#### DATA PROVIDED ####

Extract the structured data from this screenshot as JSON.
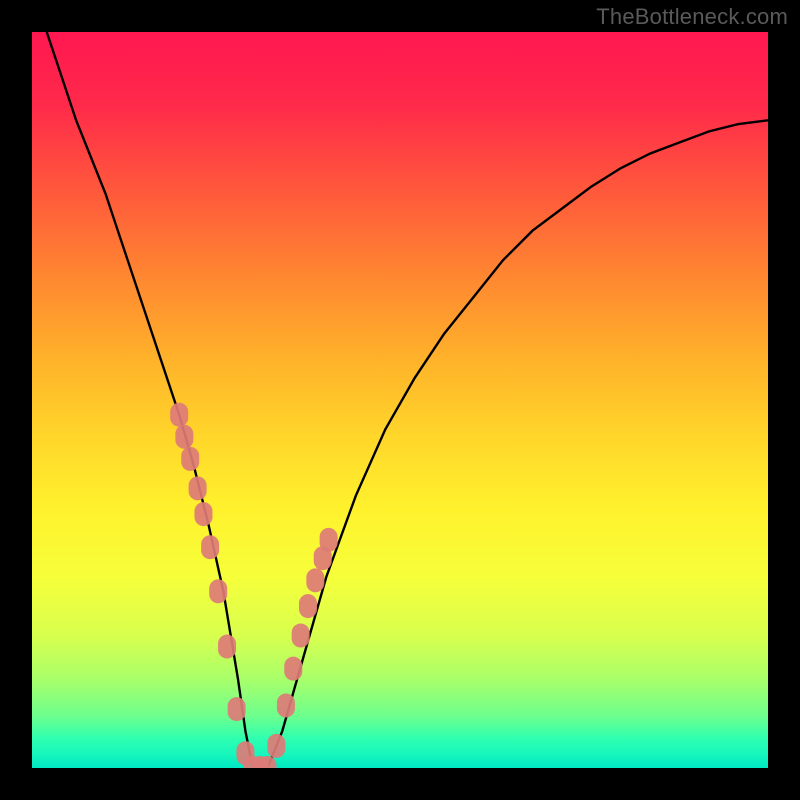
{
  "watermark": "TheBottleneck.com",
  "colors": {
    "background": "#000000",
    "gradient_top": "#ff1750",
    "gradient_bottom": "#00e8c3",
    "curve": "#000000",
    "marker": "#dd7b77"
  },
  "chart_data": {
    "type": "line",
    "title": "",
    "xlabel": "",
    "ylabel": "",
    "xlim": [
      0,
      100
    ],
    "ylim": [
      0,
      100
    ],
    "series": [
      {
        "name": "bottleneck-curve",
        "x": [
          2,
          4,
          6,
          8,
          10,
          12,
          14,
          16,
          18,
          20,
          22,
          24,
          26,
          28,
          29,
          30,
          31,
          32,
          34,
          36,
          38,
          40,
          44,
          48,
          52,
          56,
          60,
          64,
          68,
          72,
          76,
          80,
          84,
          88,
          92,
          96,
          100
        ],
        "y": [
          100,
          94,
          88,
          83,
          78,
          72,
          66,
          60,
          54,
          48,
          41,
          33,
          24,
          12,
          5,
          0,
          0,
          0,
          5,
          12,
          19,
          26,
          37,
          46,
          53,
          59,
          64,
          69,
          73,
          76,
          79,
          81.5,
          83.5,
          85,
          86.5,
          87.5,
          88
        ]
      }
    ],
    "markers": {
      "name": "highlight-dots",
      "x": [
        20.0,
        20.7,
        21.5,
        22.5,
        23.3,
        24.2,
        25.3,
        26.5,
        27.8,
        29.0,
        30.0,
        31.0,
        32.0,
        33.2,
        34.5,
        35.5,
        36.5,
        37.5,
        38.5,
        39.5,
        40.3
      ],
      "y": [
        48.0,
        45.0,
        42.0,
        38.0,
        34.5,
        30.0,
        24.0,
        16.5,
        8.0,
        2.0,
        0.0,
        0.0,
        0.0,
        3.0,
        8.5,
        13.5,
        18.0,
        22.0,
        25.5,
        28.5,
        31.0
      ]
    }
  }
}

####

WHAT NEEDS TO BE DONE:
Give every line of the material that includes the string "name".

RESULT FOR THIS EXERCISE:
        "name": "bottleneck-curve",
      "name": "highlight-dots",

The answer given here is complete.